*Stated goal*:
Repeat the listing lines with every "button" swapped for "control" and nothing else changed. Begin at the line that has "mouse-cursor-icon (304, 224, 317, 243)" and stop after the line that has "next-button[interactable]: Next >".
** BEGIN **
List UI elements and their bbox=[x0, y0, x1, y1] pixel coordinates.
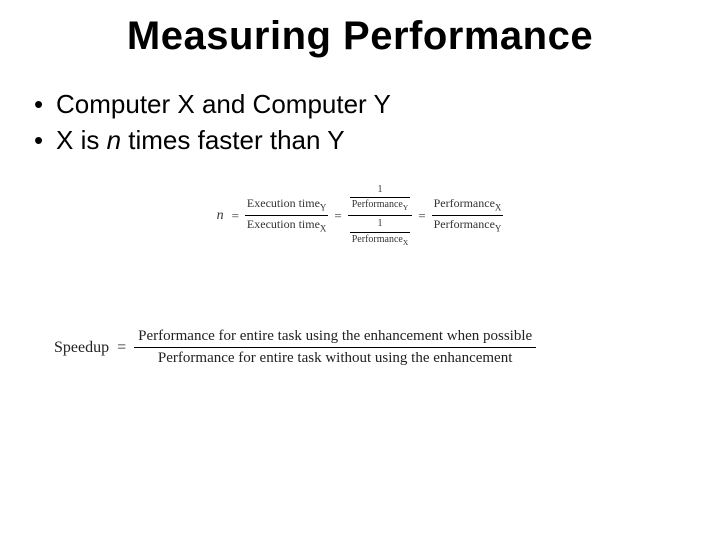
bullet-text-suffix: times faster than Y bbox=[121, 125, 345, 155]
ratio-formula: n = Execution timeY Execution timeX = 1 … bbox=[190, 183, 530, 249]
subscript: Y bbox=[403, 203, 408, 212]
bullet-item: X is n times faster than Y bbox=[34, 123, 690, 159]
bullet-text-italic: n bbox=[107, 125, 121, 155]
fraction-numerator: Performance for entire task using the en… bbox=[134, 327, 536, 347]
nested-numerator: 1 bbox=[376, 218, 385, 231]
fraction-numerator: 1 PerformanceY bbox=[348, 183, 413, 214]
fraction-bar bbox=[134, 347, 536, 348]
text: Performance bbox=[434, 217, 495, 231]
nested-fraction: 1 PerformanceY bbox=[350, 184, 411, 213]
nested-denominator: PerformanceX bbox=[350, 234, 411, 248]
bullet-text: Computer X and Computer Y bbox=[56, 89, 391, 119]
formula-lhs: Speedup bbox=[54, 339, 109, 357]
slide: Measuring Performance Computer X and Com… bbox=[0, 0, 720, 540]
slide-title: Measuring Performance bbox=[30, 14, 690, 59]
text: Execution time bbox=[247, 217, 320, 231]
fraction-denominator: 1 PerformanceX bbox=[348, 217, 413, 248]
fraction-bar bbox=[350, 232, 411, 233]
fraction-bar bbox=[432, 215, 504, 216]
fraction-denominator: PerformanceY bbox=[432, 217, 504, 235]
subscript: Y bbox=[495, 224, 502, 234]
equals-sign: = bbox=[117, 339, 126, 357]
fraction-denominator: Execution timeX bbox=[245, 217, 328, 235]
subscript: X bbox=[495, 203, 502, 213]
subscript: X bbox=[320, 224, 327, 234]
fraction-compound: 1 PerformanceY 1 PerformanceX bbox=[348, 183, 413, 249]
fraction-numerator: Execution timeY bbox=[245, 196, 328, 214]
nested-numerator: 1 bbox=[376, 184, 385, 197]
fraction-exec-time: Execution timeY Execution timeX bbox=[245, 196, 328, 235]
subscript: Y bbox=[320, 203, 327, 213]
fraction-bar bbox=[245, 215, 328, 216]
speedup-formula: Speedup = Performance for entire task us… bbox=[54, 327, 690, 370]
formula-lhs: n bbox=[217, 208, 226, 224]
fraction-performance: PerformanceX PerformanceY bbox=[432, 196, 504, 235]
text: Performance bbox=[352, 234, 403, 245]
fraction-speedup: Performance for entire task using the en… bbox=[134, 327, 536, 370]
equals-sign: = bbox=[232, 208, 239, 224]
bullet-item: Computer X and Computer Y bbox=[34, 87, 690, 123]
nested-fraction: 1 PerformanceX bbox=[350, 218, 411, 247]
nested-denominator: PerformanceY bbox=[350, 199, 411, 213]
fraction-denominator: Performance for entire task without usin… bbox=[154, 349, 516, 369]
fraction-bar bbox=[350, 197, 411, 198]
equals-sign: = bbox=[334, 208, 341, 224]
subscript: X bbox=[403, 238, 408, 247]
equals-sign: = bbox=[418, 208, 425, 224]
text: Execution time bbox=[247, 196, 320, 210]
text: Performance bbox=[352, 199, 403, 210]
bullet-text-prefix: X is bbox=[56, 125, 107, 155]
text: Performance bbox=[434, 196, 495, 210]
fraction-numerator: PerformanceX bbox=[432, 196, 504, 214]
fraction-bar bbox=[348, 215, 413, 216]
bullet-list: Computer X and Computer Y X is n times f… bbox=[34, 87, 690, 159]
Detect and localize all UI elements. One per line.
** END **
** BEGIN **
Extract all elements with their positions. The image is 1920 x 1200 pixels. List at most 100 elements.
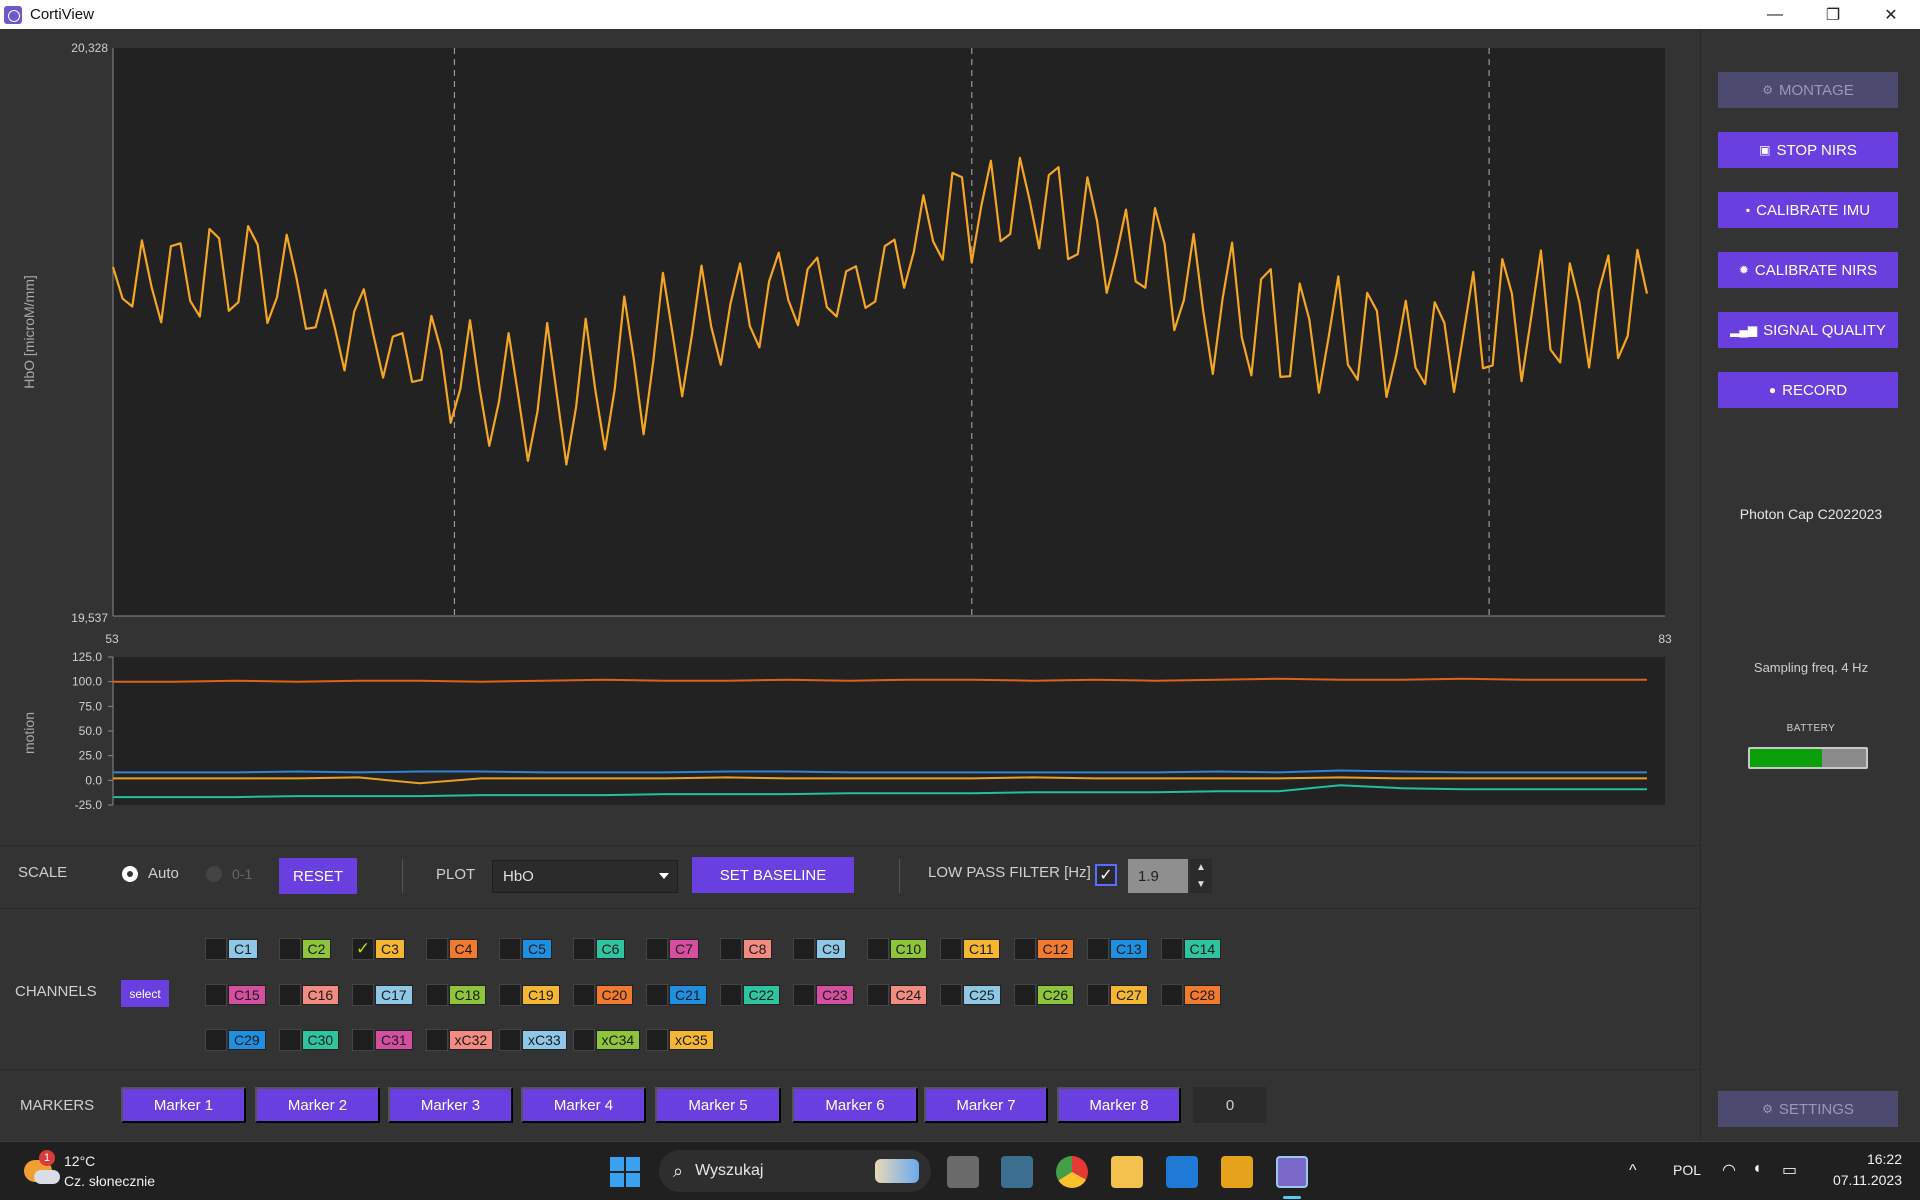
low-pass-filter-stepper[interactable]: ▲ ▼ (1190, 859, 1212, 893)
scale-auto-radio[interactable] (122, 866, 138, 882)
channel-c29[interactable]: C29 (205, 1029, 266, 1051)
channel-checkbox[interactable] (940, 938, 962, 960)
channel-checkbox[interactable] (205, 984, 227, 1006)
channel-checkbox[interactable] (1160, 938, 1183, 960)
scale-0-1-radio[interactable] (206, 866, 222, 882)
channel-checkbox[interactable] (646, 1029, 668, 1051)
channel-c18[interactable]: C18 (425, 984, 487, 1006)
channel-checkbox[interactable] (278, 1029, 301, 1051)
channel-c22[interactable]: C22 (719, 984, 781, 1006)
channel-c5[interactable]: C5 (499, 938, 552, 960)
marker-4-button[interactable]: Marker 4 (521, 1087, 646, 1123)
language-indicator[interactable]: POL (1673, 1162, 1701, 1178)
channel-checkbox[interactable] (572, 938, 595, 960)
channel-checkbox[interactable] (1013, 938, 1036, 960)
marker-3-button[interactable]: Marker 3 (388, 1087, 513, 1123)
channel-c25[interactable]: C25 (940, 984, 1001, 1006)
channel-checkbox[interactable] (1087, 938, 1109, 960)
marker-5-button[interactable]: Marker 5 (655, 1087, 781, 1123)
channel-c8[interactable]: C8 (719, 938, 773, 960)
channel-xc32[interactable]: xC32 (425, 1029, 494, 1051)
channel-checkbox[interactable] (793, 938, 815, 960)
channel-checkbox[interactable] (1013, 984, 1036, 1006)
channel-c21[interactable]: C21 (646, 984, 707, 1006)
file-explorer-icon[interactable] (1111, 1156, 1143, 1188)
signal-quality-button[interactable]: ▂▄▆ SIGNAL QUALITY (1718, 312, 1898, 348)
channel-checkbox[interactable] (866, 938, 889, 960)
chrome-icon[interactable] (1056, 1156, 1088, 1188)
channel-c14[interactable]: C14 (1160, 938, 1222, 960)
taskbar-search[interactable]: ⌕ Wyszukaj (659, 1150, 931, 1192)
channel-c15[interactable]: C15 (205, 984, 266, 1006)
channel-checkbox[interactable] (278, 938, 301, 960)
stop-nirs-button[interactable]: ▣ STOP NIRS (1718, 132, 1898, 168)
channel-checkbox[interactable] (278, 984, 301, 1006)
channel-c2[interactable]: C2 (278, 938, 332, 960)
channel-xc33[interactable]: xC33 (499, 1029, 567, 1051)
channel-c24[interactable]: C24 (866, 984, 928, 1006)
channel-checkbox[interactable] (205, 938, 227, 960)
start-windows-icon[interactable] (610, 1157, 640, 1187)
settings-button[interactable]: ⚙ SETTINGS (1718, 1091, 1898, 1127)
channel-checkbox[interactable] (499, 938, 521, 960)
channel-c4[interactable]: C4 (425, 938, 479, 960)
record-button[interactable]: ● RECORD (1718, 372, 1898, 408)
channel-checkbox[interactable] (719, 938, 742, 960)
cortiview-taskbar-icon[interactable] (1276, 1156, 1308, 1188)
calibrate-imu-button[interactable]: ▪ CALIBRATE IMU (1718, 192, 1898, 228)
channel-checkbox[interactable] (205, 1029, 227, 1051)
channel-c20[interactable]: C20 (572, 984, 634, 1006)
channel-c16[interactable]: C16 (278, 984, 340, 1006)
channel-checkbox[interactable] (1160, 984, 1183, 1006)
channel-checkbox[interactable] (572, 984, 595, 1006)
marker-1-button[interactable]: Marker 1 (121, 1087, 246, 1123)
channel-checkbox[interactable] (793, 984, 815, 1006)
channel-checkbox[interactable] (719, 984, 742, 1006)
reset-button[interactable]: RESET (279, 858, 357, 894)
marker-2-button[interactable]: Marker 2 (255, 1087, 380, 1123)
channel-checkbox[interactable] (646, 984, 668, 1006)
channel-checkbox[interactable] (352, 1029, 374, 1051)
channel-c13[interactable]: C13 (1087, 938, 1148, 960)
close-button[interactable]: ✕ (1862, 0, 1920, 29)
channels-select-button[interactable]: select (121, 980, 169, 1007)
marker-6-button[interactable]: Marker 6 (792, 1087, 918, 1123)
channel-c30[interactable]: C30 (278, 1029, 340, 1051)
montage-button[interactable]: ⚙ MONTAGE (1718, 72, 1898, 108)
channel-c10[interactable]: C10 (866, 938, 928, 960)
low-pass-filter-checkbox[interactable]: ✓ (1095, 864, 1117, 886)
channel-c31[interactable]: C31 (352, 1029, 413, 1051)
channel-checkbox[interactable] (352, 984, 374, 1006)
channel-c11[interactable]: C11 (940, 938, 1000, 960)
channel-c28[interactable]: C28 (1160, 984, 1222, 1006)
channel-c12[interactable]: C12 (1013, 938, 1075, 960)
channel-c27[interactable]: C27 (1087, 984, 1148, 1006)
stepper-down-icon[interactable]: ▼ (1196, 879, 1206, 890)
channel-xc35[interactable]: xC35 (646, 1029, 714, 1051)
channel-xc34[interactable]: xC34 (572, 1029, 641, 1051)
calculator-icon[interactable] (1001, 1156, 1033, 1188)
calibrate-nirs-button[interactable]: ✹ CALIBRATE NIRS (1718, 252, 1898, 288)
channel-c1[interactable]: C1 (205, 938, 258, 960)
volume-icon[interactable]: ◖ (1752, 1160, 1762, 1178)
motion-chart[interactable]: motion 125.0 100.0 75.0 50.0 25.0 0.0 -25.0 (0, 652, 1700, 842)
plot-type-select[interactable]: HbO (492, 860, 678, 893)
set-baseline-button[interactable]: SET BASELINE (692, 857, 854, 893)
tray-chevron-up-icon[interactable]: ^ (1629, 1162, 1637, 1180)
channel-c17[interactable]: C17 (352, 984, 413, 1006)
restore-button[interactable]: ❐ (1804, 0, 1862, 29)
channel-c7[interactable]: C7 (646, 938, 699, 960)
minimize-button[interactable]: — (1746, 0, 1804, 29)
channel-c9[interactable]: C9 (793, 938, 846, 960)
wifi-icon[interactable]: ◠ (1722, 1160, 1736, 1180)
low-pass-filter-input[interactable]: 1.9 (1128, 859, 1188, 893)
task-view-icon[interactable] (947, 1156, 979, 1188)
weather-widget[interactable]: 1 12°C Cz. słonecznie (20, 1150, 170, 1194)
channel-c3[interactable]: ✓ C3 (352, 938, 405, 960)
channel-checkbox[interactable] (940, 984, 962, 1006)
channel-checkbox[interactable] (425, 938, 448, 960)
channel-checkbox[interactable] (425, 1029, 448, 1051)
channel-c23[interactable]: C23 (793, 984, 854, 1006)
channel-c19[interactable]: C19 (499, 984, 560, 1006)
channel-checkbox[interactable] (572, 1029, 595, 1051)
** END **
** BEGIN **
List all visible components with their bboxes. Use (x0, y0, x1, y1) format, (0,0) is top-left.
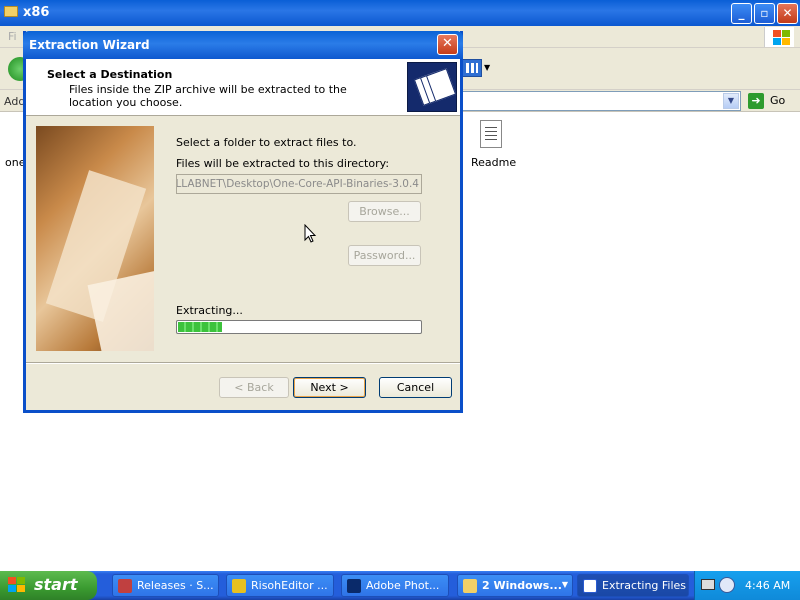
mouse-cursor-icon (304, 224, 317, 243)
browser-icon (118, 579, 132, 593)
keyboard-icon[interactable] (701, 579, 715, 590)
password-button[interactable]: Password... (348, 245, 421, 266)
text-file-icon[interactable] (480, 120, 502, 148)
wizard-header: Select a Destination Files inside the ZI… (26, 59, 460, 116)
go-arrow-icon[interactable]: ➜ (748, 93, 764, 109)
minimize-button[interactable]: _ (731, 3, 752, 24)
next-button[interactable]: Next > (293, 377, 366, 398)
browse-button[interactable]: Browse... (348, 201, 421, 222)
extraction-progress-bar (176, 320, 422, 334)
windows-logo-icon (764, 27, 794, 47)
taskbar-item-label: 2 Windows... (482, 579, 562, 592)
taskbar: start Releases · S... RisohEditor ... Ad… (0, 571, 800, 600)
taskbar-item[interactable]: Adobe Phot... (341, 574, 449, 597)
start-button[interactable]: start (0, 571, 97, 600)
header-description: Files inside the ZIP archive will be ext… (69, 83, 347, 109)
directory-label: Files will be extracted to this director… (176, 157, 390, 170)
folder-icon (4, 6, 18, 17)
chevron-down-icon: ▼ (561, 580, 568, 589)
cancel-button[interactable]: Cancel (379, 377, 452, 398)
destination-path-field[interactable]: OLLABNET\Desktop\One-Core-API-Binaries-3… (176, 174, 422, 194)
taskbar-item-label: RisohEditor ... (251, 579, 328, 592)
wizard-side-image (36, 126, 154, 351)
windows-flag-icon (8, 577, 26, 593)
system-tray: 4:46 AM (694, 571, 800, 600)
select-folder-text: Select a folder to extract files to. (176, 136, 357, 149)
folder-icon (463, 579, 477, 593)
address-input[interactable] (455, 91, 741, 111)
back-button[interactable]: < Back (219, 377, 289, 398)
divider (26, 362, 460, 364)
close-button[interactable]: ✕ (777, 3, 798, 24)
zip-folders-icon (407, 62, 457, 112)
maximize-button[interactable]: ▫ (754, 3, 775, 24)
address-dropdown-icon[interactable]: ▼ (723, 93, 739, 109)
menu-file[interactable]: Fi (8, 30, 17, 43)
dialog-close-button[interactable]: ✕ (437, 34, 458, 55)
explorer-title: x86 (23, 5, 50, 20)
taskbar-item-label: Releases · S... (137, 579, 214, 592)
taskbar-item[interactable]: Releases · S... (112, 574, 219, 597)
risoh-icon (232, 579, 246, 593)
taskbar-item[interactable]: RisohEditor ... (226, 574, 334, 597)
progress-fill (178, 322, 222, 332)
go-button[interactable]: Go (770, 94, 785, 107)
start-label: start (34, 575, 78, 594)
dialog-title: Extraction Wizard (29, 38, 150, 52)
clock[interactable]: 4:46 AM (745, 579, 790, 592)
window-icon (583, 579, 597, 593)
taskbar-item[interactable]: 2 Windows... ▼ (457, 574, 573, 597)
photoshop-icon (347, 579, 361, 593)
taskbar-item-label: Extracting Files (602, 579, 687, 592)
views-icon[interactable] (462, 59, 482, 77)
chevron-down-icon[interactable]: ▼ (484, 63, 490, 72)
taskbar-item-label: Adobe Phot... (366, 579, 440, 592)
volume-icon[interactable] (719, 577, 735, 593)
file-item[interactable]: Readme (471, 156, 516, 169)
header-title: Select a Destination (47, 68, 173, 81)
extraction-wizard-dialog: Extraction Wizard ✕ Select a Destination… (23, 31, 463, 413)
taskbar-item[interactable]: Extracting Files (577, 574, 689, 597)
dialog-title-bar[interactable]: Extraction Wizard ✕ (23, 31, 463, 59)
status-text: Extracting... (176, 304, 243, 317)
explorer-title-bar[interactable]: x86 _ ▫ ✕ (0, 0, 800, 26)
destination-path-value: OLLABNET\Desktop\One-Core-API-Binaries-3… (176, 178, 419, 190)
** END **
*Full output*:
mouse-cursor-icon (304, 224, 317, 243)
browser-icon (118, 579, 132, 593)
keyboard-icon[interactable] (701, 579, 715, 590)
password-control[interactable]: Password... (348, 245, 421, 266)
text-file-icon[interactable] (480, 120, 502, 148)
wizard-header: Select a Destination Files inside the ZI… (26, 59, 460, 116)
go-arrow-icon[interactable]: ➜ (748, 93, 764, 109)
minimize-control[interactable]: _ (731, 3, 752, 24)
next-control[interactable]: Next > (293, 377, 366, 398)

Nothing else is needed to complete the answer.